> **Requirement**:
Show all lines that include the string "Microsoft"; copy each one.

> **Data records**:
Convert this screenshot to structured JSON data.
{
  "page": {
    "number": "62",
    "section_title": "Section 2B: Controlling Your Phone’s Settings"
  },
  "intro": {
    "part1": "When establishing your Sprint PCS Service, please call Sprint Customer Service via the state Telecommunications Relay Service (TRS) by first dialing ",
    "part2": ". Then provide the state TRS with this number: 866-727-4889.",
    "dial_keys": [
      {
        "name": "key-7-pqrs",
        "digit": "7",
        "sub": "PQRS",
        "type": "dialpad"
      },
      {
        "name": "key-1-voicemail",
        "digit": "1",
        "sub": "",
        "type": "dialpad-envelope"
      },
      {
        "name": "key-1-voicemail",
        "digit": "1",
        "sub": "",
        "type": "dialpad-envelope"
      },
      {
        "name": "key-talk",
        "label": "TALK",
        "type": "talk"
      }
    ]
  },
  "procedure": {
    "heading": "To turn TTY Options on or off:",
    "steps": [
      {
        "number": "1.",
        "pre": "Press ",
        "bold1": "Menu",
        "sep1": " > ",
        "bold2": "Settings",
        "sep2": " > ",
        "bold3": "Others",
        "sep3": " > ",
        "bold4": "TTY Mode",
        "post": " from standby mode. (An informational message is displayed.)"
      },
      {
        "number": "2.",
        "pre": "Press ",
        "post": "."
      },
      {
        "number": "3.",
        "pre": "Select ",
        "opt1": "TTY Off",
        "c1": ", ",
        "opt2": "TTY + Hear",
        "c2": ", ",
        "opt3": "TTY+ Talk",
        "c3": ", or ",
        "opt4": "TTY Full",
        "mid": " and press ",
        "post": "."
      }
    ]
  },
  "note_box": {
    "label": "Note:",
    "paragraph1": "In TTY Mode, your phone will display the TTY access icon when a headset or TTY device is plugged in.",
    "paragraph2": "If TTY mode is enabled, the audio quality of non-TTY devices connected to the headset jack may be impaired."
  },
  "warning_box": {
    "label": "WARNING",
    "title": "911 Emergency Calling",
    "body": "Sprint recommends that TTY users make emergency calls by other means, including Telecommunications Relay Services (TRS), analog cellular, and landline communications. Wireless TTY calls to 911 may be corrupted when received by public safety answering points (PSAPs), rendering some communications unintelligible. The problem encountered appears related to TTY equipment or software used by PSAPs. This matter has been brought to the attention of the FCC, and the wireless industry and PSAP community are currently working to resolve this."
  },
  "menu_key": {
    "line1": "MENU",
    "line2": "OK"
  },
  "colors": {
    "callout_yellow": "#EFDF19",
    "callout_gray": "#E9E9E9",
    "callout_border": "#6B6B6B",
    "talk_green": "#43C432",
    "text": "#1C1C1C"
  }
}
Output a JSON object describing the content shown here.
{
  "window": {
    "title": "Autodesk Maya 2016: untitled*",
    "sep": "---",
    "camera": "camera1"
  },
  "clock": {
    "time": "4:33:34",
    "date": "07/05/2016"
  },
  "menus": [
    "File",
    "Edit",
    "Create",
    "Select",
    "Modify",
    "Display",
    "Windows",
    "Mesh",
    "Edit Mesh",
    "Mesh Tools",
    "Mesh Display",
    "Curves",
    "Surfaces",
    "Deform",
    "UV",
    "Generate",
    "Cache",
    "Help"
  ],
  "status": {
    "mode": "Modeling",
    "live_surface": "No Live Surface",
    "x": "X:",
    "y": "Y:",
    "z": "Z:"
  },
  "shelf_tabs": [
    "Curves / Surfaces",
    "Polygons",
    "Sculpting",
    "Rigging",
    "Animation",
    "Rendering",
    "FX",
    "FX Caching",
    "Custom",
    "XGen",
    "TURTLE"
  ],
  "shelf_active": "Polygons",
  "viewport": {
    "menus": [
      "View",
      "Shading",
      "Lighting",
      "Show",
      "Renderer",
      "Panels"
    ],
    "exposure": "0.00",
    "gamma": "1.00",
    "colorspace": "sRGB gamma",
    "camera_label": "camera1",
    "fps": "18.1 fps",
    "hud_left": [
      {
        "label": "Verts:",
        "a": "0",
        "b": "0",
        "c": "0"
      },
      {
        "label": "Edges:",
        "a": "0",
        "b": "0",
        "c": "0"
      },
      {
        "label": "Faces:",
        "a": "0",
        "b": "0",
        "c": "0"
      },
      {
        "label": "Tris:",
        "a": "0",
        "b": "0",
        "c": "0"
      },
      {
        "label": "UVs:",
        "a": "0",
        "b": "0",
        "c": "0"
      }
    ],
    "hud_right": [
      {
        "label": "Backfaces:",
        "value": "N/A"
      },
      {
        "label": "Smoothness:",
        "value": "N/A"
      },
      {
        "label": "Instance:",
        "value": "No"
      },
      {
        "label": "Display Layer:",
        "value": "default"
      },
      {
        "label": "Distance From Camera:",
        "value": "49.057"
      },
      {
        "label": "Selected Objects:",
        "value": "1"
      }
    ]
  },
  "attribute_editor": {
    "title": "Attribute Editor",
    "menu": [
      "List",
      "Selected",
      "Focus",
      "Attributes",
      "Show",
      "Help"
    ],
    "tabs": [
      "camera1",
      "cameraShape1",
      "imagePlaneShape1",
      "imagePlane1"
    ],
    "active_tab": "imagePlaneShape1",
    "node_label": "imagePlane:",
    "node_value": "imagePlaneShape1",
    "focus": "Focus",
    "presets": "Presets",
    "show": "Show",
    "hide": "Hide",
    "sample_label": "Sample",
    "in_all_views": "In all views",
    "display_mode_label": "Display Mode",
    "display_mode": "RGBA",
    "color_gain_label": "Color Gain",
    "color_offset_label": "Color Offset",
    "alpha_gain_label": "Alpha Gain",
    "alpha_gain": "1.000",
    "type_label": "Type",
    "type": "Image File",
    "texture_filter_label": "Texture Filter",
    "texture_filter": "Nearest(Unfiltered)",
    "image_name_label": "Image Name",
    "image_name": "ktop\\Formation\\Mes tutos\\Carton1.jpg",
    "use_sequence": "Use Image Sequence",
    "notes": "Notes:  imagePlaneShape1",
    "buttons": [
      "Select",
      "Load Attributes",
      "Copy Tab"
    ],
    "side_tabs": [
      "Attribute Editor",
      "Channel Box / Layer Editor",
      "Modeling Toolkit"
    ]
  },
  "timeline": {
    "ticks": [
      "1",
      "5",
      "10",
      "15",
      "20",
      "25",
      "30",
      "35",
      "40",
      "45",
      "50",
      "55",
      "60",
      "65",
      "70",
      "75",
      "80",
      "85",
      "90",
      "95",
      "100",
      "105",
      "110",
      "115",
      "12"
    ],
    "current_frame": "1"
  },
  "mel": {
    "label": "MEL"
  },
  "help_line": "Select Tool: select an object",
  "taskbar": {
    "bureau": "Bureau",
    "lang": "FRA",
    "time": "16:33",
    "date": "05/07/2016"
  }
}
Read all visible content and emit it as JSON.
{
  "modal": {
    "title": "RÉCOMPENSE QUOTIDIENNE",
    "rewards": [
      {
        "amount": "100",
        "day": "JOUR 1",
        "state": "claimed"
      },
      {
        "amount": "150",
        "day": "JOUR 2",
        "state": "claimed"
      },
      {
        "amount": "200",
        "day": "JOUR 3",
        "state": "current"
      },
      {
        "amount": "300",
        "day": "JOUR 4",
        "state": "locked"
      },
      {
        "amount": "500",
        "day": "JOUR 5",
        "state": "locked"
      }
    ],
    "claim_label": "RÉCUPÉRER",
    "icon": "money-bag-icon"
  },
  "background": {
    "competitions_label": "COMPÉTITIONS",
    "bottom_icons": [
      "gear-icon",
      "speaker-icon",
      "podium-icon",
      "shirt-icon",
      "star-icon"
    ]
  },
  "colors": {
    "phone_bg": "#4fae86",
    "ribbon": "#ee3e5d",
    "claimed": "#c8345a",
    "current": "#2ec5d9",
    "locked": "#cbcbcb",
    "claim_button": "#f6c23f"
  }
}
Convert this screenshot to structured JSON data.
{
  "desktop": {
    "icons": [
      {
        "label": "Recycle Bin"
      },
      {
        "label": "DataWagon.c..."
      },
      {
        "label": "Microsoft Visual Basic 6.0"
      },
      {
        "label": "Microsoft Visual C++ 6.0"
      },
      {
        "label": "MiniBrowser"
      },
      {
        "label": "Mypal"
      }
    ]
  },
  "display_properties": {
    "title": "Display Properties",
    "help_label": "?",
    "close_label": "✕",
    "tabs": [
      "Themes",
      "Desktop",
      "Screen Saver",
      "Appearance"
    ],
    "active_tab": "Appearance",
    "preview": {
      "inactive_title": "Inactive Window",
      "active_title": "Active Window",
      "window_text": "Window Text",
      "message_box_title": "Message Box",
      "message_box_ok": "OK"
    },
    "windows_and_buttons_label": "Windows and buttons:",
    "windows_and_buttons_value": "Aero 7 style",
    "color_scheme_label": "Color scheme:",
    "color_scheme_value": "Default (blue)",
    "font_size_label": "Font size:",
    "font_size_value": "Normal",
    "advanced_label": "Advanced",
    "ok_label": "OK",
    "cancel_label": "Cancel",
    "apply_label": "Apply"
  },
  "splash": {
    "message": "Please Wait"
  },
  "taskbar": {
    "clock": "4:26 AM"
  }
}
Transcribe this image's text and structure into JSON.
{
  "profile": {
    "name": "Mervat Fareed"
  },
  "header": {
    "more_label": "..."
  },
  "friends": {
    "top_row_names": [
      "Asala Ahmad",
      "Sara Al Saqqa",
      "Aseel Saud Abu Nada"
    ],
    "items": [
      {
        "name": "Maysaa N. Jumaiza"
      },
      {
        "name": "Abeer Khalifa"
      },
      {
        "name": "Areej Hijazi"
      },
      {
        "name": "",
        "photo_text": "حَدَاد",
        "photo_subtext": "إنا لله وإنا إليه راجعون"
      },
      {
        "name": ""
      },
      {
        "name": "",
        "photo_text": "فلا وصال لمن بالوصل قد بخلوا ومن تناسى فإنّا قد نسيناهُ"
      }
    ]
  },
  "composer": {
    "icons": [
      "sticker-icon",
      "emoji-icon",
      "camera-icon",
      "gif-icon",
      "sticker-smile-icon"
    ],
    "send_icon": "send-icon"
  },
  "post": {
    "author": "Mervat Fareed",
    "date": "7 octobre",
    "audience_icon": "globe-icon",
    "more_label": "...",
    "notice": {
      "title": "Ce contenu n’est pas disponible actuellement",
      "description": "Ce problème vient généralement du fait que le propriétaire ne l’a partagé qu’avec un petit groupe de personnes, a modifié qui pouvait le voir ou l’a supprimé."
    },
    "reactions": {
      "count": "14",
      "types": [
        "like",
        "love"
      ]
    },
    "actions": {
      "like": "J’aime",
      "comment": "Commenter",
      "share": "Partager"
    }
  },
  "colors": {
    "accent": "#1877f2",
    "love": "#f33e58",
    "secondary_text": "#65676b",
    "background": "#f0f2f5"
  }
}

> **Response**:
        "label": "Microsoft Visual Basic 6.0"
        "label": "Microsoft Visual C++ 6.0"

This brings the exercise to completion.